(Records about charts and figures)
•••

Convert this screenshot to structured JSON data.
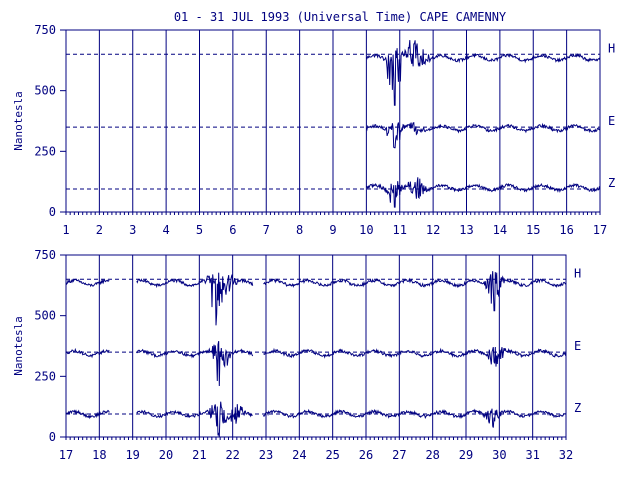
{
  "title": "01 - 31 JUL 1993 (Universal Time) CAPE CAMENNY",
  "colors": {
    "ink": "#000080",
    "background": "#ffffff"
  },
  "chart_data": [
    {
      "type": "line",
      "panel": "top",
      "ylabel": "Nanotesla",
      "xlabel": "",
      "xlim": [
        1,
        17
      ],
      "ylim": [
        0,
        750
      ],
      "y_ticks": [
        0,
        250,
        500,
        750
      ],
      "x_ticks": [
        1,
        2,
        3,
        4,
        5,
        6,
        7,
        8,
        9,
        10,
        11,
        12,
        13,
        14,
        15,
        16,
        17
      ],
      "grid": "vertical lines at each day",
      "data_start_day": 10,
      "series": [
        {
          "name": "H",
          "baseline": 650,
          "mean": 635,
          "amplitude": 10,
          "events": [
            {
              "day": 10.85,
              "min": 440,
              "max": 700
            },
            {
              "day": 11.4,
              "min": 600,
              "max": 720
            },
            {
              "day": 11.6,
              "min": 600,
              "max": 725
            }
          ]
        },
        {
          "name": "E",
          "baseline": 350,
          "mean": 345,
          "amplitude": 10,
          "events": [
            {
              "day": 10.85,
              "min": 265,
              "max": 380
            },
            {
              "day": 11.5,
              "min": 320,
              "max": 375
            }
          ]
        },
        {
          "name": "Z",
          "baseline": 95,
          "mean": 100,
          "amplitude": 10,
          "events": [
            {
              "day": 10.85,
              "min": 20,
              "max": 140
            },
            {
              "day": 11.5,
              "min": 55,
              "max": 160
            }
          ]
        }
      ]
    },
    {
      "type": "line",
      "panel": "bottom",
      "ylabel": "Nanotesla",
      "xlabel": "",
      "xlim": [
        17,
        32
      ],
      "ylim": [
        0,
        750
      ],
      "y_ticks": [
        0,
        250,
        500,
        750
      ],
      "x_ticks": [
        17,
        18,
        19,
        20,
        21,
        22,
        23,
        24,
        25,
        26,
        27,
        28,
        29,
        30,
        31,
        32
      ],
      "grid": "vertical lines at each day",
      "data_gaps": [
        [
          18.3,
          19.1
        ],
        [
          22.6,
          22.9
        ]
      ],
      "series": [
        {
          "name": "H",
          "baseline": 650,
          "mean": 635,
          "amplitude": 10,
          "events": [
            {
              "day": 21.5,
              "min": 460,
              "max": 700
            },
            {
              "day": 21.9,
              "min": 600,
              "max": 690
            },
            {
              "day": 29.85,
              "min": 520,
              "max": 715
            }
          ]
        },
        {
          "name": "E",
          "baseline": 350,
          "mean": 345,
          "amplitude": 10,
          "events": [
            {
              "day": 21.6,
              "min": 210,
              "max": 410
            },
            {
              "day": 29.9,
              "min": 290,
              "max": 400
            }
          ]
        },
        {
          "name": "Z",
          "baseline": 95,
          "mean": 95,
          "amplitude": 10,
          "events": [
            {
              "day": 21.6,
              "min": 0,
              "max": 185
            },
            {
              "day": 22.1,
              "min": 55,
              "max": 140
            },
            {
              "day": 29.8,
              "min": 45,
              "max": 140
            }
          ]
        }
      ]
    }
  ]
}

•••

Repeat the preceding records precisely, and leave every picture out of the copy.

Convert this screenshot to structured JSON data.
{
  "title": "01 - 31 JUL 1993 (Universal Time) CAPE CAMENNY",
  "colors": {
    "ink": "#000080",
    "background": "#ffffff"
  },
  "chart_data": [
    {
      "type": "line",
      "panel": "top",
      "ylabel": "Nanotesla",
      "xlabel": "",
      "xlim": [
        1,
        17
      ],
      "ylim": [
        0,
        750
      ],
      "y_ticks": [
        0,
        250,
        500,
        750
      ],
      "x_ticks": [
        1,
        2,
        3,
        4,
        5,
        6,
        7,
        8,
        9,
        10,
        11,
        12,
        13,
        14,
        15,
        16,
        17
      ],
      "grid": "vertical lines at each day",
      "data_start_day": 10,
      "series": [
        {
          "name": "H",
          "baseline": 650,
          "mean": 635,
          "amplitude": 10,
          "events": [
            {
              "day": 10.85,
              "min": 440,
              "max": 700
            },
            {
              "day": 11.4,
              "min": 600,
              "max": 720
            },
            {
              "day": 11.6,
              "min": 600,
              "max": 725
            }
          ]
        },
        {
          "name": "E",
          "baseline": 350,
          "mean": 345,
          "amplitude": 10,
          "events": [
            {
              "day": 10.85,
              "min": 265,
              "max": 380
            },
            {
              "day": 11.5,
              "min": 320,
              "max": 375
            }
          ]
        },
        {
          "name": "Z",
          "baseline": 95,
          "mean": 100,
          "amplitude": 10,
          "events": [
            {
              "day": 10.85,
              "min": 20,
              "max": 140
            },
            {
              "day": 11.5,
              "min": 55,
              "max": 160
            }
          ]
        }
      ]
    },
    {
      "type": "line",
      "panel": "bottom",
      "ylabel": "Nanotesla",
      "xlabel": "",
      "xlim": [
        17,
        32
      ],
      "ylim": [
        0,
        750
      ],
      "y_ticks": [
        0,
        250,
        500,
        750
      ],
      "x_ticks": [
        17,
        18,
        19,
        20,
        21,
        22,
        23,
        24,
        25,
        26,
        27,
        28,
        29,
        30,
        31,
        32
      ],
      "grid": "vertical lines at each day",
      "data_gaps": [
        [
          18.3,
          19.1
        ],
        [
          22.6,
          22.9
        ]
      ],
      "series": [
        {
          "name": "H",
          "baseline": 650,
          "mean": 635,
          "amplitude": 10,
          "events": [
            {
              "day": 21.5,
              "min": 460,
              "max": 700
            },
            {
              "day": 21.9,
              "min": 600,
              "max": 690
            },
            {
              "day": 29.85,
              "min": 520,
              "max": 715
            }
          ]
        },
        {
          "name": "E",
          "baseline": 350,
          "mean": 345,
          "amplitude": 10,
          "events": [
            {
              "day": 21.6,
              "min": 210,
              "max": 410
            },
            {
              "day": 29.9,
              "min": 290,
              "max": 400
            }
          ]
        },
        {
          "name": "Z",
          "baseline": 95,
          "mean": 95,
          "amplitude": 10,
          "events": [
            {
              "day": 21.6,
              "min": 0,
              "max": 185
            },
            {
              "day": 22.1,
              "min": 55,
              "max": 140
            },
            {
              "day": 29.8,
              "min": 45,
              "max": 140
            }
          ]
        }
      ]
    }
  ]
}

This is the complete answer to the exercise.